* Begin Material provided *
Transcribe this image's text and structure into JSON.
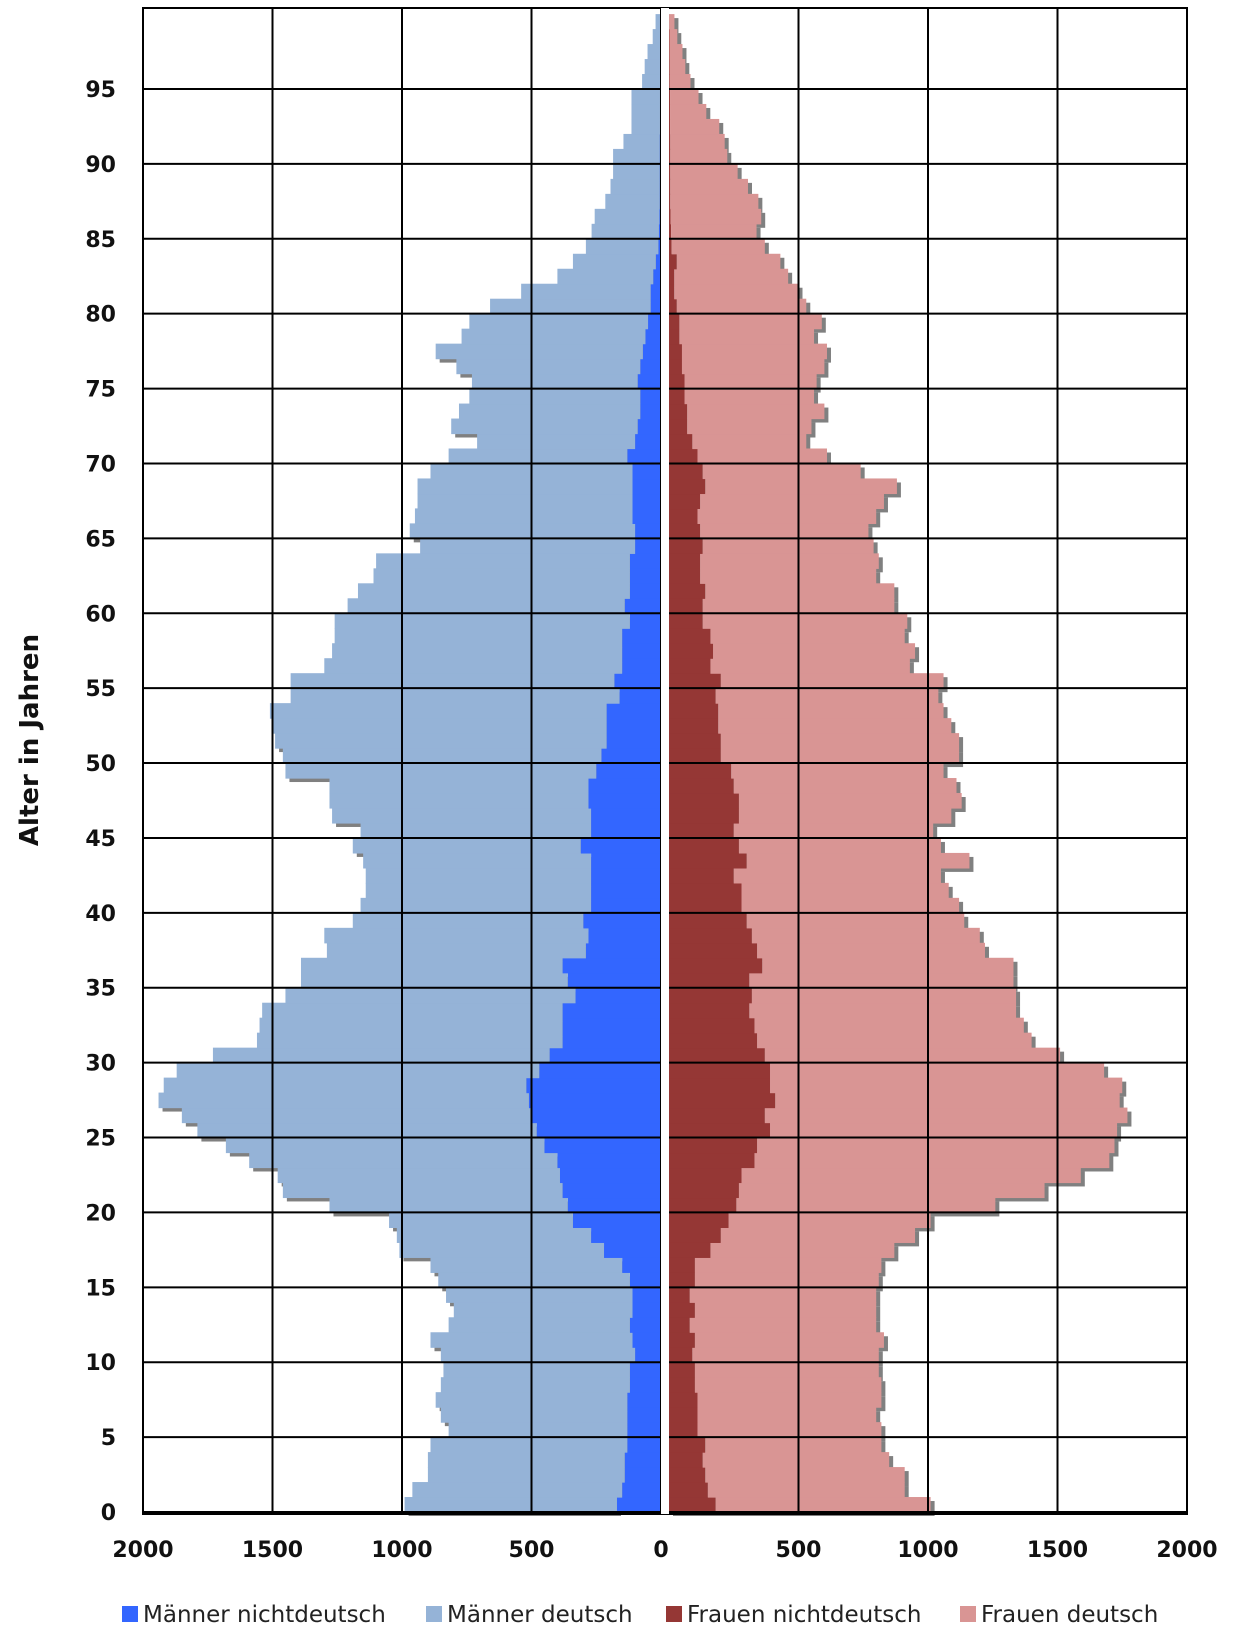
{
  "chart_data": {
    "type": "bar",
    "orientation": "horizontal",
    "title": "",
    "ylabel": "Alter in Jahren",
    "xlabel": "",
    "age_min": 0,
    "age_max": 99,
    "ages": [
      0,
      1,
      2,
      3,
      4,
      5,
      6,
      7,
      8,
      9,
      10,
      11,
      12,
      13,
      14,
      15,
      16,
      17,
      18,
      19,
      20,
      21,
      22,
      23,
      24,
      25,
      26,
      27,
      28,
      29,
      30,
      31,
      32,
      33,
      34,
      35,
      36,
      37,
      38,
      39,
      40,
      41,
      42,
      43,
      44,
      45,
      46,
      47,
      48,
      49,
      50,
      51,
      52,
      53,
      54,
      55,
      56,
      57,
      58,
      59,
      60,
      61,
      62,
      63,
      64,
      65,
      66,
      67,
      68,
      69,
      70,
      71,
      72,
      73,
      74,
      75,
      76,
      77,
      78,
      79,
      80,
      81,
      82,
      83,
      84,
      85,
      86,
      87,
      88,
      89,
      90,
      91,
      92,
      93,
      94,
      95,
      96,
      97,
      98,
      99
    ],
    "x_ticks_left": [
      "2000",
      "1500",
      "1000",
      "500",
      "0"
    ],
    "x_ticks_right": [
      "0",
      "500",
      "1000",
      "1500",
      "2000"
    ],
    "y_ticks": [
      "0",
      "5",
      "10",
      "15",
      "20",
      "25",
      "30",
      "35",
      "40",
      "45",
      "50",
      "55",
      "60",
      "65",
      "70",
      "75",
      "80",
      "85",
      "90",
      "95"
    ],
    "xlim": [
      0,
      2000
    ],
    "grid": true,
    "legend_position": "bottom",
    "colors": {
      "maenner_nichtdeutsch": "#3366ff",
      "maenner_deutsch": "#95b3d7",
      "frauen_nichtdeutsch": "#953735",
      "frauen_deutsch": "#d99594"
    },
    "series": [
      {
        "name": "Männer nichtdeutsch",
        "key": "maenner_nichtdeutsch",
        "values": [
          170,
          150,
          140,
          140,
          130,
          130,
          130,
          130,
          120,
          120,
          100,
          110,
          120,
          110,
          110,
          120,
          150,
          220,
          270,
          340,
          360,
          380,
          390,
          400,
          450,
          480,
          500,
          510,
          520,
          470,
          430,
          380,
          380,
          380,
          330,
          360,
          380,
          290,
          280,
          300,
          270,
          270,
          270,
          270,
          310,
          270,
          270,
          280,
          280,
          250,
          230,
          210,
          210,
          210,
          160,
          180,
          150,
          150,
          150,
          120,
          140,
          120,
          120,
          120,
          100,
          100,
          110,
          110,
          110,
          110,
          130,
          100,
          90,
          80,
          80,
          90,
          80,
          70,
          60,
          50,
          40,
          40,
          30,
          20,
          10,
          8,
          6,
          5,
          5,
          5,
          5,
          5,
          4,
          4,
          4,
          3,
          3,
          2,
          2,
          1
        ]
      },
      {
        "name": "Männer deutsch",
        "key": "maenner_deutsch",
        "values": [
          820,
          810,
          760,
          760,
          760,
          690,
          720,
          740,
          730,
          720,
          750,
          780,
          700,
          690,
          720,
          740,
          740,
          790,
          750,
          710,
          920,
          1080,
          1090,
          1190,
          1230,
          1310,
          1350,
          1430,
          1400,
          1400,
          1300,
          1180,
          1170,
          1160,
          1120,
          1030,
          1010,
          1000,
          1020,
          890,
          890,
          870,
          870,
          880,
          880,
          890,
          1000,
          1000,
          1000,
          1200,
          1230,
          1280,
          1290,
          1300,
          1270,
          1250,
          1150,
          1120,
          1110,
          1140,
          1070,
          1050,
          990,
          980,
          830,
          870,
          840,
          830,
          830,
          780,
          690,
          610,
          720,
          700,
          660,
          640,
          710,
          800,
          710,
          690,
          620,
          500,
          370,
          320,
          280,
          260,
          250,
          210,
          190,
          180,
          180,
          140,
          110,
          110,
          110,
          70,
          60,
          50,
          30,
          20
        ]
      },
      {
        "name": "Frauen nichtdeutsch",
        "key": "frauen_nichtdeutsch",
        "values": [
          180,
          150,
          140,
          130,
          140,
          110,
          110,
          110,
          100,
          100,
          90,
          100,
          80,
          100,
          80,
          100,
          100,
          160,
          200,
          230,
          260,
          270,
          280,
          330,
          340,
          390,
          370,
          410,
          390,
          390,
          370,
          340,
          330,
          310,
          320,
          310,
          360,
          340,
          320,
          300,
          280,
          280,
          250,
          300,
          270,
          250,
          270,
          270,
          250,
          240,
          200,
          200,
          190,
          190,
          180,
          200,
          160,
          170,
          160,
          130,
          130,
          140,
          120,
          120,
          130,
          120,
          110,
          120,
          140,
          130,
          110,
          90,
          70,
          70,
          60,
          60,
          50,
          50,
          40,
          40,
          30,
          20,
          20,
          30,
          10,
          8,
          6,
          5,
          5,
          5,
          5,
          5,
          4,
          4,
          4,
          3,
          3,
          2,
          2,
          1
        ]
      },
      {
        "name": "Frauen deutsch",
        "key": "frauen_deutsch",
        "values": [
          830,
          760,
          770,
          720,
          680,
          710,
          690,
          710,
          720,
          710,
          720,
          730,
          720,
          700,
          720,
          710,
          720,
          710,
          750,
          780,
          1000,
          1180,
          1310,
          1370,
          1380,
          1340,
          1400,
          1330,
          1360,
          1290,
          1140,
          1060,
          1040,
          1030,
          1020,
          1020,
          970,
          880,
          880,
          840,
          840,
          800,
          800,
          860,
          780,
          770,
          820,
          860,
          860,
          820,
          920,
          920,
          900,
          870,
          860,
          860,
          770,
          780,
          750,
          790,
          740,
          730,
          680,
          690,
          660,
          650,
          690,
          710,
          740,
          610,
          500,
          440,
          480,
          530,
          500,
          510,
          550,
          560,
          520,
          550,
          500,
          480,
          440,
          400,
          360,
          330,
          350,
          340,
          300,
          260,
          220,
          210,
          190,
          140,
          110,
          80,
          60,
          50,
          30,
          20
        ]
      }
    ]
  }
}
* End Material provided *
▶ **Short problem**:
In the entries above, identify every line with the string "name".

▶ **Solution for this exercise**:
        "name": "Männer nichtdeutsch",
        "name": "Männer deutsch",
        "name": "Frauen nichtdeutsch",
        "name": "Frauen deutsch",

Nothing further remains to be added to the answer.